start Supplied records

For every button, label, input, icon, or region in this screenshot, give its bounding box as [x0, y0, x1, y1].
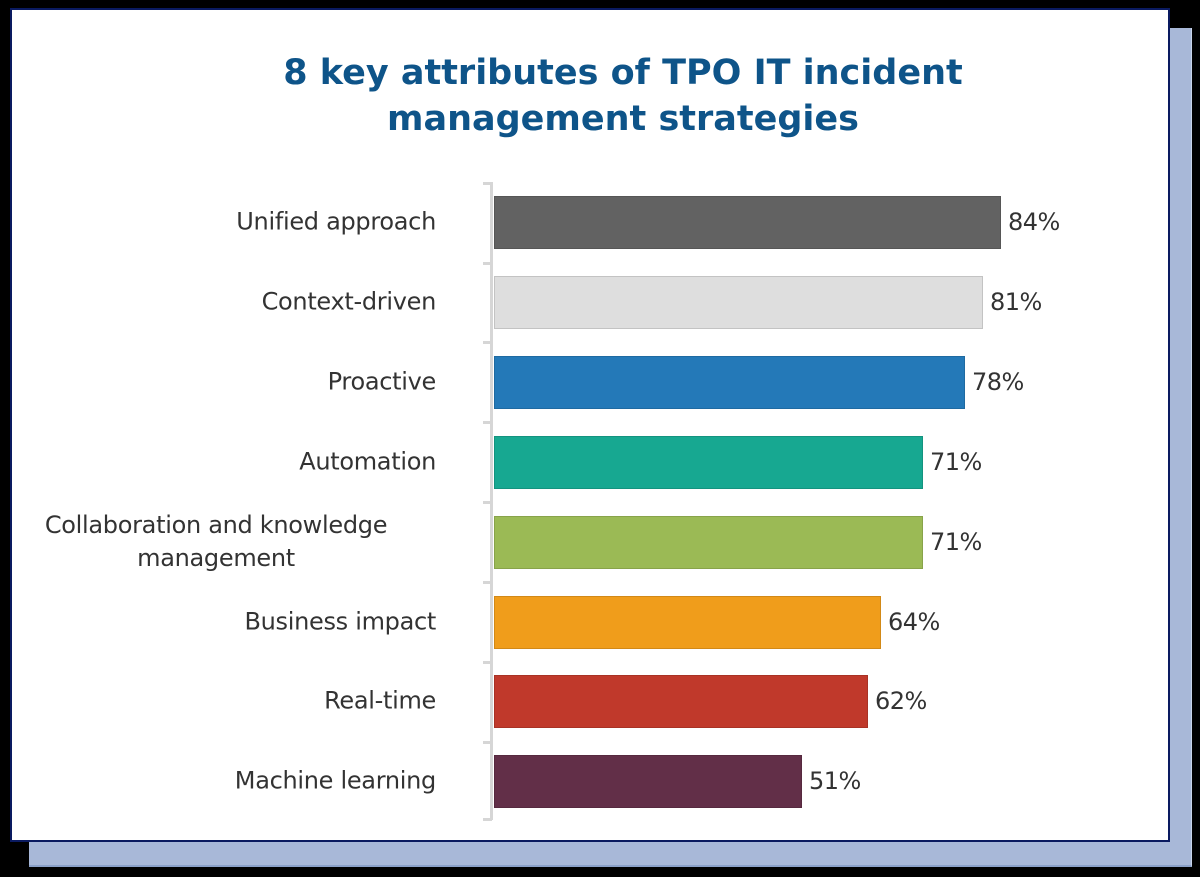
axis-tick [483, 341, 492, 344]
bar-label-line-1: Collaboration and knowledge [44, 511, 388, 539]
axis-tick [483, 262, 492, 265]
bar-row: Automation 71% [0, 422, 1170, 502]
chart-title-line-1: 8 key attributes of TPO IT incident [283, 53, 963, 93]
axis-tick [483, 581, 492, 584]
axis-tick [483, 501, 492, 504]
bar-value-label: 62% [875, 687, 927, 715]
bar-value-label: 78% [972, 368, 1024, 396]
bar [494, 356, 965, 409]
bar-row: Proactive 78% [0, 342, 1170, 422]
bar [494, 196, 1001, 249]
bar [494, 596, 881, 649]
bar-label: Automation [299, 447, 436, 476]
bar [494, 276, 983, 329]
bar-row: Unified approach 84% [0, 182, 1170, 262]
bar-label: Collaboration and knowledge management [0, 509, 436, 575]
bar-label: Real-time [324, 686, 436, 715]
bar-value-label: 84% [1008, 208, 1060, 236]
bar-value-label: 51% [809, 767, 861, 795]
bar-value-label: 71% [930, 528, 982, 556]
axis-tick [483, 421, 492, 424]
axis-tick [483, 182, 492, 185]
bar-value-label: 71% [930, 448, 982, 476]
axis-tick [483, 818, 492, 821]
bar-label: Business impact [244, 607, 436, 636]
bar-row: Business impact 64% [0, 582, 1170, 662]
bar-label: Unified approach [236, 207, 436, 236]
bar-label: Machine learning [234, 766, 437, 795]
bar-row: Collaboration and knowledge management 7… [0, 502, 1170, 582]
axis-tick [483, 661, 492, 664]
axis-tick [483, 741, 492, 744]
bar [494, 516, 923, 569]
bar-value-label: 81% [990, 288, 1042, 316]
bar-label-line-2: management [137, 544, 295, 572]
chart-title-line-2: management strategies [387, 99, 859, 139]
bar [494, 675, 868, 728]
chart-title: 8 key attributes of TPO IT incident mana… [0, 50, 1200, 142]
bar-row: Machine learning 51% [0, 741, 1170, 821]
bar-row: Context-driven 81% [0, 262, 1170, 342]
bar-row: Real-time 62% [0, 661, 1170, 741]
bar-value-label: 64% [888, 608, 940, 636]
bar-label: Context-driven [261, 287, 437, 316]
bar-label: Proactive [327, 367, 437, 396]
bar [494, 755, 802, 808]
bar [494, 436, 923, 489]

end Supplied records
start Supplied records

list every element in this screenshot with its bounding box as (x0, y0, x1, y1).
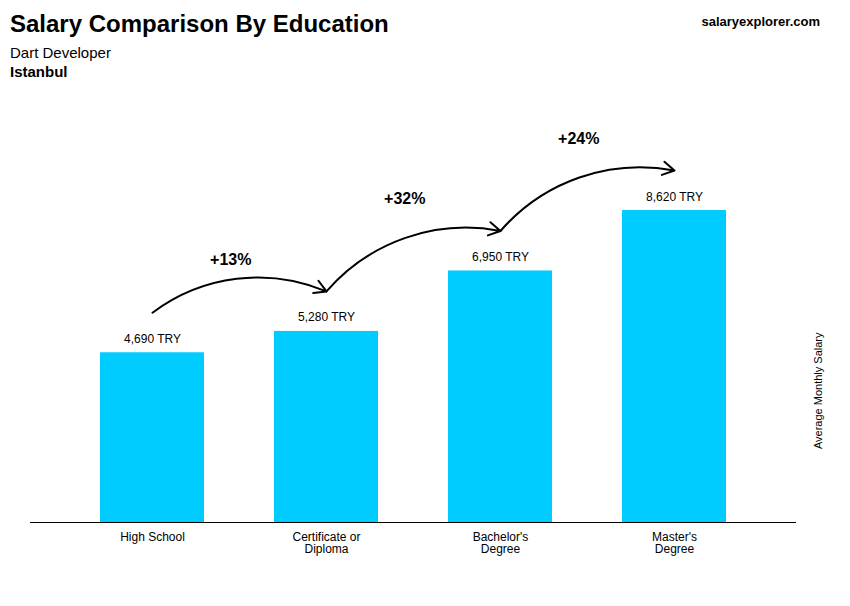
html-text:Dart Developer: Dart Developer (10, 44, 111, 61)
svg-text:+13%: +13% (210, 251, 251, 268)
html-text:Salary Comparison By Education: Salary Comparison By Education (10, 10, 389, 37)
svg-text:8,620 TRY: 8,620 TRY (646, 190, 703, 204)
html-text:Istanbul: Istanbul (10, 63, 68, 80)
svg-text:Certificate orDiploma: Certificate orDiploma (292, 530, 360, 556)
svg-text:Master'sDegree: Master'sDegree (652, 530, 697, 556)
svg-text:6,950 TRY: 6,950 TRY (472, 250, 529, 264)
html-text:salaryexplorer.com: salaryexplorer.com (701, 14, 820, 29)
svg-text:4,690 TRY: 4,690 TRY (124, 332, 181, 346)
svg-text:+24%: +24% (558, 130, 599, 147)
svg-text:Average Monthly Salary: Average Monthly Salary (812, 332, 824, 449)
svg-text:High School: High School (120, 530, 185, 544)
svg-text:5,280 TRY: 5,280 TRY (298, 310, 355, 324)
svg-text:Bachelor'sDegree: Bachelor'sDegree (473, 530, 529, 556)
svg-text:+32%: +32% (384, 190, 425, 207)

end Supplied records

▶ **Your task**
Quote the items starting at the line containing "axis-tick [483, 341, 492, 344]" and ending at the line containing "bar-value-label: 71% [930, 528, 982, 556]", both lines included.

▶ **Task solution**
axis-tick [483, 341, 492, 344]
bar-label-line-1: Collaboration and knowledge [44, 511, 388, 539]
axis-tick [483, 262, 492, 265]
bar-row: Automation 71% [0, 422, 1170, 502]
chart-title-line-1: 8 key attributes of TPO IT incident [283, 53, 963, 93]
axis-tick [483, 581, 492, 584]
axis-tick [483, 501, 492, 504]
bar-value-label: 62% [875, 687, 927, 715]
bar-value-label: 78% [972, 368, 1024, 396]
bar [494, 356, 965, 409]
bar-row: Proactive 78% [0, 342, 1170, 422]
bar [494, 196, 1001, 249]
bar [494, 596, 881, 649]
bar-label: Automation [299, 447, 436, 476]
bar [494, 276, 983, 329]
bar-row: Unified approach 84% [0, 182, 1170, 262]
bar-label: Collaboration and knowledge management [0, 509, 436, 575]
bar-label: Real-time [324, 686, 436, 715]
bar-value-label: 84% [1008, 208, 1060, 236]
bar-value-label: 51% [809, 767, 861, 795]
bar-value-label: 71% [930, 528, 982, 556]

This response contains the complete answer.